(Extracted records)
******
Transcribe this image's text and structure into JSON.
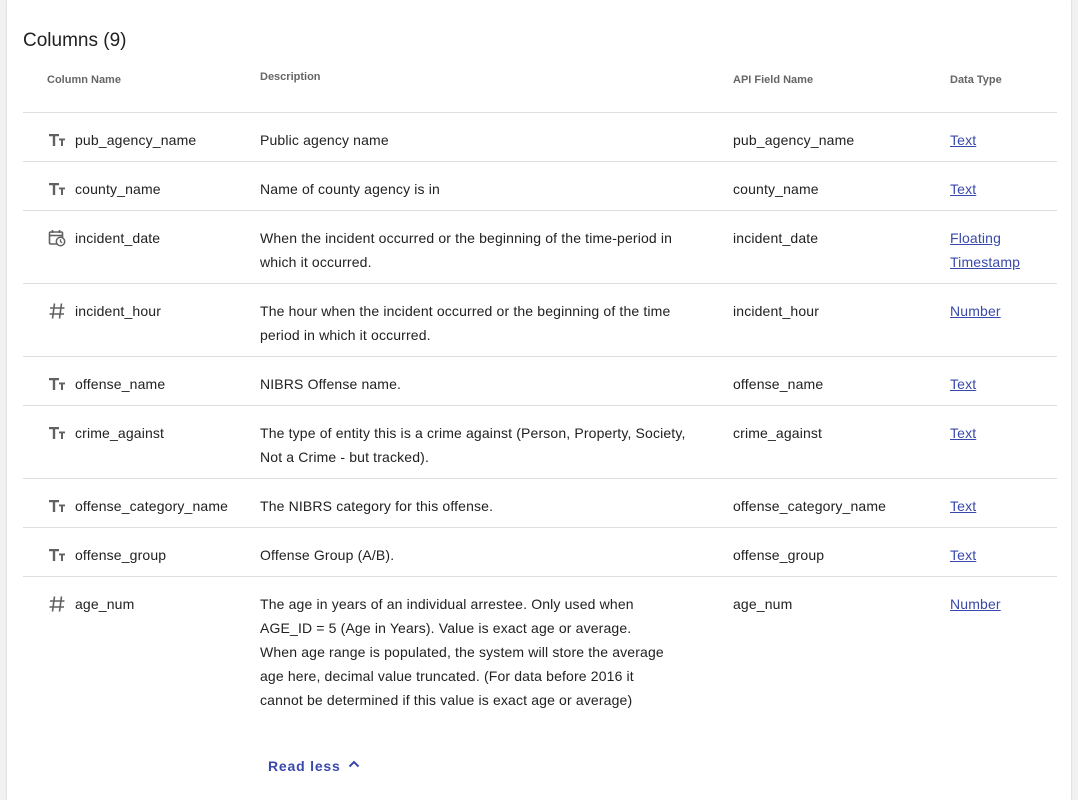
{
  "section": {
    "title": "Columns (9)"
  },
  "headers": {
    "column_name": "Column Name",
    "description": "Description",
    "api_field_name": "API Field Name",
    "data_type": "Data Type"
  },
  "rows": [
    {
      "icon": "text-type-icon",
      "name": "pub_agency_name",
      "description": "Public agency name",
      "api": "pub_agency_name",
      "type": "Text"
    },
    {
      "icon": "text-type-icon",
      "name": "county_name",
      "description": "Name of county agency is in",
      "api": "county_name",
      "type": "Text"
    },
    {
      "icon": "calendar-clock-icon",
      "name": "incident_date",
      "description": "When the incident occurred or the beginning of the time-period in which it occurred.",
      "api": "incident_date",
      "type": "Floating Timestamp"
    },
    {
      "icon": "number-hash-icon",
      "name": "incident_hour",
      "description": "The hour when the incident occurred or the beginning of the time period in which it occurred.",
      "api": "incident_hour",
      "type": "Number"
    },
    {
      "icon": "text-type-icon",
      "name": "offense_name",
      "description": "NIBRS Offense name.",
      "api": "offense_name",
      "type": "Text"
    },
    {
      "icon": "text-type-icon",
      "name": "crime_against",
      "description": "The type of entity this is a crime against (Person, Property, Society, Not a Crime - but tracked).",
      "api": "crime_against",
      "type": "Text"
    },
    {
      "icon": "text-type-icon",
      "name": "offense_category_name",
      "description": "The NIBRS category for this offense.",
      "api": "offense_category_name",
      "type": "Text"
    },
    {
      "icon": "text-type-icon",
      "name": "offense_group",
      "description": "Offense Group (A/B).",
      "api": "offense_group",
      "type": "Text"
    },
    {
      "icon": "number-hash-icon",
      "name": "age_num",
      "description": "The age in years of an individual arrestee. Only used when AGE_ID = 5 (Age in Years). Value is exact age or average. When age range is populated, the system will store the average age here, decimal value truncated. (For data before 2016 it cannot be determined if this value is exact age or average)",
      "api": "age_num",
      "type": "Number"
    }
  ],
  "read_less_label": "Read less",
  "colors": {
    "link": "#3949ab",
    "divider": "#dedede",
    "icon": "#616161"
  }
}
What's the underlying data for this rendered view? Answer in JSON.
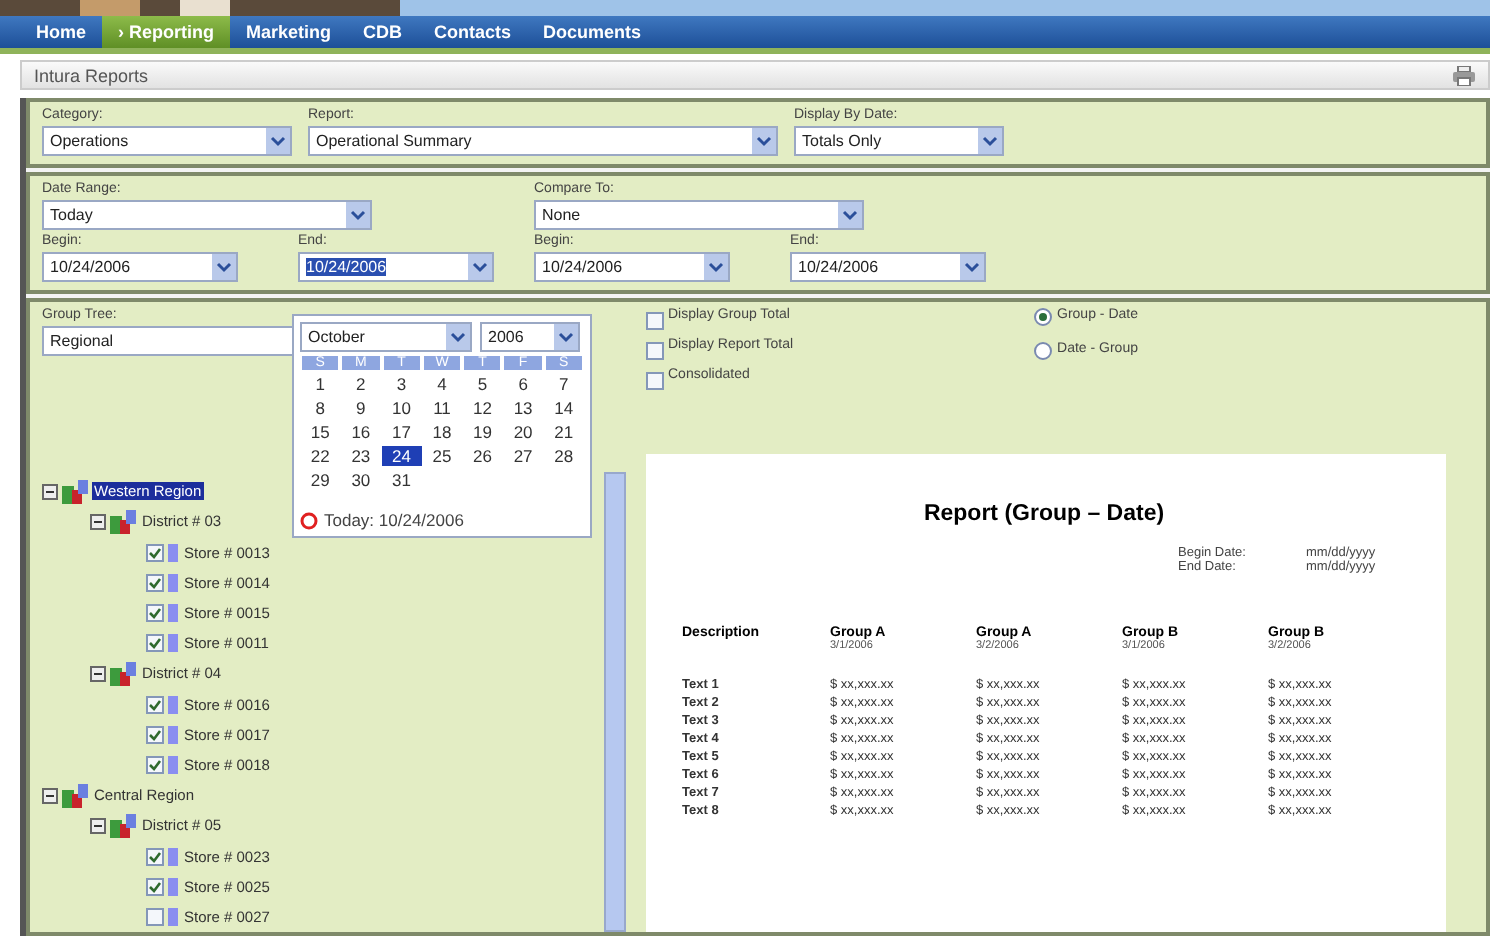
{
  "nav": [
    {
      "label": "Home",
      "selected": false
    },
    {
      "label": "› Reporting",
      "selected": true
    },
    {
      "label": "Marketing",
      "selected": false
    },
    {
      "label": "CDB",
      "selected": false
    },
    {
      "label": "Contacts",
      "selected": false
    },
    {
      "label": "Documents",
      "selected": false
    }
  ],
  "page_title": "Intura Reports",
  "filters": [
    {
      "label": "Category:",
      "value": "Operations"
    },
    {
      "label": "Report:",
      "value": "Operational Summary"
    },
    {
      "label": "Display By Date:",
      "value": "Totals Only"
    }
  ],
  "date_range": {
    "label": "Date Range:",
    "value": "Today",
    "begin_label": "Begin:",
    "begin": "10/24/2006",
    "end_label": "End:",
    "end": "10/24/2006"
  },
  "compare_to": {
    "label": "Compare To:",
    "value": "None",
    "begin_label": "Begin:",
    "begin": "10/24/2006",
    "end_label": "End:",
    "end": "10/24/2006"
  },
  "group_tree": {
    "label": "Group Tree:",
    "value": "Regional"
  },
  "options": [
    {
      "label": "Display Group Total",
      "checked": false
    },
    {
      "label": "Display Report Total",
      "checked": false
    },
    {
      "label": "Consolidated",
      "checked": false
    }
  ],
  "order": [
    {
      "label": "Group - Date",
      "selected": true
    },
    {
      "label": "Date - Group",
      "selected": false
    }
  ],
  "calendar": {
    "month": "October",
    "year": "2006",
    "weekdays": [
      "S",
      "M",
      "T",
      "W",
      "T",
      "F",
      "S"
    ],
    "days": [
      {
        "day": "1",
        "selected": false
      },
      {
        "day": "2",
        "selected": false
      },
      {
        "day": "3",
        "selected": false
      },
      {
        "day": "4",
        "selected": false
      },
      {
        "day": "5",
        "selected": false
      },
      {
        "day": "6",
        "selected": false
      },
      {
        "day": "7",
        "selected": false
      },
      {
        "day": "8",
        "selected": false
      },
      {
        "day": "9",
        "selected": false
      },
      {
        "day": "10",
        "selected": false
      },
      {
        "day": "11",
        "selected": false
      },
      {
        "day": "12",
        "selected": false
      },
      {
        "day": "13",
        "selected": false
      },
      {
        "day": "14",
        "selected": false
      },
      {
        "day": "15",
        "selected": false
      },
      {
        "day": "16",
        "selected": false
      },
      {
        "day": "17",
        "selected": false
      },
      {
        "day": "18",
        "selected": false
      },
      {
        "day": "19",
        "selected": false
      },
      {
        "day": "20",
        "selected": false
      },
      {
        "day": "21",
        "selected": false
      },
      {
        "day": "22",
        "selected": false
      },
      {
        "day": "23",
        "selected": false
      },
      {
        "day": "24",
        "selected": true
      },
      {
        "day": "25",
        "selected": false
      },
      {
        "day": "26",
        "selected": false
      },
      {
        "day": "27",
        "selected": false
      },
      {
        "day": "28",
        "selected": false
      },
      {
        "day": "29",
        "selected": false
      },
      {
        "day": "30",
        "selected": false
      },
      {
        "day": "31",
        "selected": false
      }
    ],
    "today": "Today: 10/24/2006"
  },
  "tree": [
    {
      "kind": "region",
      "label": "Western Region",
      "selected": true,
      "expanded": true,
      "children": [
        {
          "kind": "district",
          "label": "District # 03",
          "selected": false,
          "expanded": true,
          "children": [
            {
              "kind": "store",
              "label": "Store # 0013",
              "checked": true
            },
            {
              "kind": "store",
              "label": "Store # 0014",
              "checked": true
            },
            {
              "kind": "store",
              "label": "Store # 0015",
              "checked": true
            },
            {
              "kind": "store",
              "label": "Store # 0011",
              "checked": true
            }
          ]
        },
        {
          "kind": "district",
          "label": "District # 04",
          "selected": false,
          "expanded": true,
          "children": [
            {
              "kind": "store",
              "label": "Store # 0016",
              "checked": true
            },
            {
              "kind": "store",
              "label": "Store # 0017",
              "checked": true
            },
            {
              "kind": "store",
              "label": "Store # 0018",
              "checked": true
            }
          ]
        }
      ]
    },
    {
      "kind": "region",
      "label": "Central Region",
      "selected": false,
      "expanded": true,
      "children": [
        {
          "kind": "district",
          "label": "District # 05",
          "selected": false,
          "expanded": true,
          "children": [
            {
              "kind": "store",
              "label": "Store # 0023",
              "checked": true
            },
            {
              "kind": "store",
              "label": "Store # 0025",
              "checked": true
            },
            {
              "kind": "store",
              "label": "Store # 0027",
              "checked": false
            }
          ]
        }
      ]
    }
  ],
  "report": {
    "title": "Report (Group – Date)",
    "meta": [
      {
        "label": "Begin Date:",
        "value": "mm/dd/yyyy"
      },
      {
        "label": "End Date:",
        "value": "mm/dd/yyyy"
      }
    ],
    "columns": [
      {
        "name": "Description"
      },
      {
        "name": "Group A",
        "date": "3/1/2006"
      },
      {
        "name": "Group A",
        "date": "3/2/2006"
      },
      {
        "name": "Group B",
        "date": "3/1/2006"
      },
      {
        "name": "Group B",
        "date": "3/2/2006"
      }
    ],
    "rows": [
      [
        "Text 1",
        "$ xx,xxx.xx",
        "$ xx,xxx.xx",
        "$ xx,xxx.xx",
        "$ xx,xxx.xx"
      ],
      [
        "Text 2",
        "$ xx,xxx.xx",
        "$ xx,xxx.xx",
        "$ xx,xxx.xx",
        "$ xx,xxx.xx"
      ],
      [
        "Text 3",
        "$ xx,xxx.xx",
        "$ xx,xxx.xx",
        "$ xx,xxx.xx",
        "$ xx,xxx.xx"
      ],
      [
        "Text 4",
        "$ xx,xxx.xx",
        "$ xx,xxx.xx",
        "$ xx,xxx.xx",
        "$ xx,xxx.xx"
      ],
      [
        "Text 5",
        "$ xx,xxx.xx",
        "$ xx,xxx.xx",
        "$ xx,xxx.xx",
        "$ xx,xxx.xx"
      ],
      [
        "Text 6",
        "$ xx,xxx.xx",
        "$ xx,xxx.xx",
        "$ xx,xxx.xx",
        "$ xx,xxx.xx"
      ],
      [
        "Text 7",
        "$ xx,xxx.xx",
        "$ xx,xxx.xx",
        "$ xx,xxx.xx",
        "$ xx,xxx.xx"
      ],
      [
        "Text 8",
        "$ xx,xxx.xx",
        "$ xx,xxx.xx",
        "$ xx,xxx.xx",
        "$ xx,xxx.xx"
      ]
    ]
  }
}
******
YOUR INSTRUCTIONS
In the records above, collect each line with "value".

EXERCISE RESULT
      "description": "The age in years of an individual arrestee. Only used when AGE_ID = 5 (Age in Years). Value is exact age or average. When age range is populated, the system will store the average age here, decimal value truncated. (For data before 2016 it cannot be determined if this value is exact age or average)",
      "value": "Operations"
      "value": "Operational Summary"
      "value": "Totals Only"
    "value": "Today",
    "value": "None",
    "value": "Regional"
        "value": "mm/dd/yyyy"
        "value": "mm/dd/yyyy"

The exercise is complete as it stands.